**MATERIAL FOR THIS EXERCISE:**
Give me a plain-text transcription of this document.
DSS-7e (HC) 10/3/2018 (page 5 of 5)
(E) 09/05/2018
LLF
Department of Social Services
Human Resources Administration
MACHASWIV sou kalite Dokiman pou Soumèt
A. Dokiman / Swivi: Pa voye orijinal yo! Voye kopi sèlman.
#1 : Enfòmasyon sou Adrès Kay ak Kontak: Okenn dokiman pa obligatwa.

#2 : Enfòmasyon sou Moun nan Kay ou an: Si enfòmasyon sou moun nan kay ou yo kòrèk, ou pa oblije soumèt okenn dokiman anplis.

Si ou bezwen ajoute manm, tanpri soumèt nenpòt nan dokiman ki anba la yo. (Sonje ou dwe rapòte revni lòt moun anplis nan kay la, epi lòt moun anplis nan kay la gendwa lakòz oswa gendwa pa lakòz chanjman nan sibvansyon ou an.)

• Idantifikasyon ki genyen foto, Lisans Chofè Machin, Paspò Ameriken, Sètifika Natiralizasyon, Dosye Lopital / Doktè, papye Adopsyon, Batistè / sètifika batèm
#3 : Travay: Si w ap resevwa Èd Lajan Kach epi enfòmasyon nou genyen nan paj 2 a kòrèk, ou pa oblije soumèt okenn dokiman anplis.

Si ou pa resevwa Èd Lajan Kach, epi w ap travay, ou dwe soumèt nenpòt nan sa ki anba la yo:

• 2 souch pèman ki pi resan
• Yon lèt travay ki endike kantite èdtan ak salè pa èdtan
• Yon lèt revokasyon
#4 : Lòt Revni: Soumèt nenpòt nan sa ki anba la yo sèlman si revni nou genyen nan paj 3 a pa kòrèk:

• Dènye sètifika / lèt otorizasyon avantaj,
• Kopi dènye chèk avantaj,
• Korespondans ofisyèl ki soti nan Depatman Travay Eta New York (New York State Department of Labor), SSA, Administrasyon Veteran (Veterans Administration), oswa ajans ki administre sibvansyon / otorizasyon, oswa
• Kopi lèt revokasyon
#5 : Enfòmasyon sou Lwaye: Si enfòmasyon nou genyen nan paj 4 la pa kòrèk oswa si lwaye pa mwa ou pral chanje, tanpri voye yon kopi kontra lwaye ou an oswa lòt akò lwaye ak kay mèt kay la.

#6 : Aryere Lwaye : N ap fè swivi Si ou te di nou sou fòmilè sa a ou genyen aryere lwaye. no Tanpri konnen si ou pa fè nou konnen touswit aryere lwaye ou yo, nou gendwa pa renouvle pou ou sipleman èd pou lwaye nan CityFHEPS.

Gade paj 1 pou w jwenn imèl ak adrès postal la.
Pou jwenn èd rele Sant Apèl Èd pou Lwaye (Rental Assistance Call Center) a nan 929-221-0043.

**WHAT TO DO:**
Make an exact copy of every line in the data.

**SOLUTION:**
Give me a plain-text transcription of this document.
DSS-7e (HC) 10/3/2018 (page 5 of 5)
(E) 09/05/2018
LLF
Department of Social Services
Human Resources Administration
MACHASWIV sou kalite Dokiman pou Soumèt
A. Dokiman / Swivi: Pa voye orijinal yo! Voye kopi sèlman.
#1 : Enfòmasyon sou Adrès Kay ak Kontak: Okenn dokiman pa obligatwa.

#2 : Enfòmasyon sou Moun nan Kay ou an: Si enfòmasyon sou moun nan kay ou yo kòrèk, ou pa oblije soumèt okenn dokiman anplis.

Si ou bezwen ajoute manm, tanpri soumèt nenpòt nan dokiman ki anba la yo. (Sonje ou dwe rapòte revni lòt moun anplis nan kay la, epi lòt moun anplis nan kay la gendwa lakòz oswa gendwa pa lakòz chanjman nan sibvansyon ou an.)

• Idantifikasyon ki genyen foto, Lisans Chofè Machin, Paspò Ameriken, Sètifika Natiralizasyon, Dosye Lopital / Doktè, papye Adopsyon, Batistè / sètifika batèm
#3 : Travay: Si w ap resevwa Èd Lajan Kach epi enfòmasyon nou genyen nan paj 2 a kòrèk, ou pa oblije soumèt okenn dokiman anplis.

Si ou pa resevwa Èd Lajan Kach, epi w ap travay, ou dwe soumèt nenpòt nan sa ki anba la yo:

• 2 souch pèman ki pi resan
• Yon lèt travay ki endike kantite èdtan ak salè pa èdtan
• Yon lèt revokasyon
#4 : Lòt Revni: Soumèt nenpòt nan sa ki anba la yo sèlman si revni nou genyen nan paj 3 a pa kòrèk:

• Dènye sètifika / lèt otorizasyon avantaj,
• Kopi dènye chèk avantaj,
• Korespondans ofisyèl ki soti nan Depatman Travay Eta New York (New York State Department of Labor), SSA, Administrasyon Veteran (Veterans Administration), oswa ajans ki administre sibvansyon / otorizasyon, oswa
• Kopi lèt revokasyon
#5 : Enfòmasyon sou Lwaye: Si enfòmasyon nou genyen nan paj 4 la pa kòrèk oswa si lwaye pa mwa ou pral chanje, tanpri voye yon kopi kontra lwaye ou an oswa lòt akò lwaye ak kay mèt kay la.

#6 : Aryere Lwaye : N ap fè swivi Si ou te di nou sou fòmilè sa a ou genyen aryere lwaye. no Tanpri konnen si ou pa fè nou konnen touswit aryere lwaye ou yo, nou gendwa pa renouvle pou ou sipleman èd pou lwaye nan CityFHEPS.

Gade paj 1 pou w jwenn imèl ak adrès postal la.
Pou jwenn èd rele Sant Apèl Èd pou Lwaye (Rental Assistance Call Center) a nan 929-221-0043.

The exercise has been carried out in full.